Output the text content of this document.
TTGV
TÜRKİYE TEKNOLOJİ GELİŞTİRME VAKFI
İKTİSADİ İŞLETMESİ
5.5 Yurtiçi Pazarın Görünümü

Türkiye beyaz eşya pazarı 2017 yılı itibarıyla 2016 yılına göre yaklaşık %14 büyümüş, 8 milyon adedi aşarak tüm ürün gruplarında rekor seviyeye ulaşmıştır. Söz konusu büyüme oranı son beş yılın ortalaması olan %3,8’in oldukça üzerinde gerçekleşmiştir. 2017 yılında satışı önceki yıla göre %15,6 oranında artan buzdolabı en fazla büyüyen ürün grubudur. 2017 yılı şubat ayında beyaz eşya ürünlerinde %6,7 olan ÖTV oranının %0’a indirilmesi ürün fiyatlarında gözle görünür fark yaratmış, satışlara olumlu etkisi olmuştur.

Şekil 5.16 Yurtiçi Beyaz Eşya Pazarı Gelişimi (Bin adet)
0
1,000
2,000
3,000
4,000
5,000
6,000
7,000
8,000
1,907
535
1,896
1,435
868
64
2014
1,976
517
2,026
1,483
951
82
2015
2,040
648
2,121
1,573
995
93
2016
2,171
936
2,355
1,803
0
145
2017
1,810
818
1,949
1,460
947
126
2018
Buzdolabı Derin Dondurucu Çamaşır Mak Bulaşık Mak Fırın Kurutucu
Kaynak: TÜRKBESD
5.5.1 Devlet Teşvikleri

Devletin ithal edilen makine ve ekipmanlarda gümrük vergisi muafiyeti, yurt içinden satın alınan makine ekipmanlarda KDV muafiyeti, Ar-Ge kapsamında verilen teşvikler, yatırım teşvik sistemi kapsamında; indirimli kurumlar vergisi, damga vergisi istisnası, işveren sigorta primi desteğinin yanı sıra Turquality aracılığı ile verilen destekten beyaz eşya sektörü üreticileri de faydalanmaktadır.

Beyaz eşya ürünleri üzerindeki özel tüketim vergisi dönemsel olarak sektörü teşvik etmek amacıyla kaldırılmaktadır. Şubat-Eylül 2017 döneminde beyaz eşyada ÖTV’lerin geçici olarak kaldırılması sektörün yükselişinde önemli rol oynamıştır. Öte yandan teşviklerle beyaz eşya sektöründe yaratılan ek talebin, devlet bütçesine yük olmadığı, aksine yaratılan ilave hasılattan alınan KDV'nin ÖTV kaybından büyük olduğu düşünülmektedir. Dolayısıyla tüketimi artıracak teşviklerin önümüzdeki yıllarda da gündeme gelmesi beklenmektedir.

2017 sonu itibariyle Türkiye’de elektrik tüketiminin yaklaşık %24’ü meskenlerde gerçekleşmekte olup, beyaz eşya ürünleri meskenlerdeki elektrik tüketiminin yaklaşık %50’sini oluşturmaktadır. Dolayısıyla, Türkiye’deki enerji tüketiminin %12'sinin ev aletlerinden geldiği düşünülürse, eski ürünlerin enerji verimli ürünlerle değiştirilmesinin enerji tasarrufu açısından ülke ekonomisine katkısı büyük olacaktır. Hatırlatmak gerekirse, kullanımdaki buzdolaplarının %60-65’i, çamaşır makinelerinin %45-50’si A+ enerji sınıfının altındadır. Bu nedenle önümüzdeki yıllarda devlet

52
═══
▶ _WRITTEN INSTRUCTION_: Of the lines above, copy each that contains "Yurtiçi".

▶ _COMPLETE OUTPUT_:
5.5 Yurtiçi Pazarın Görünümü
Şekil 5.16 Yurtiçi Beyaz Eşya Pazarı Gelişimi (Bin adet)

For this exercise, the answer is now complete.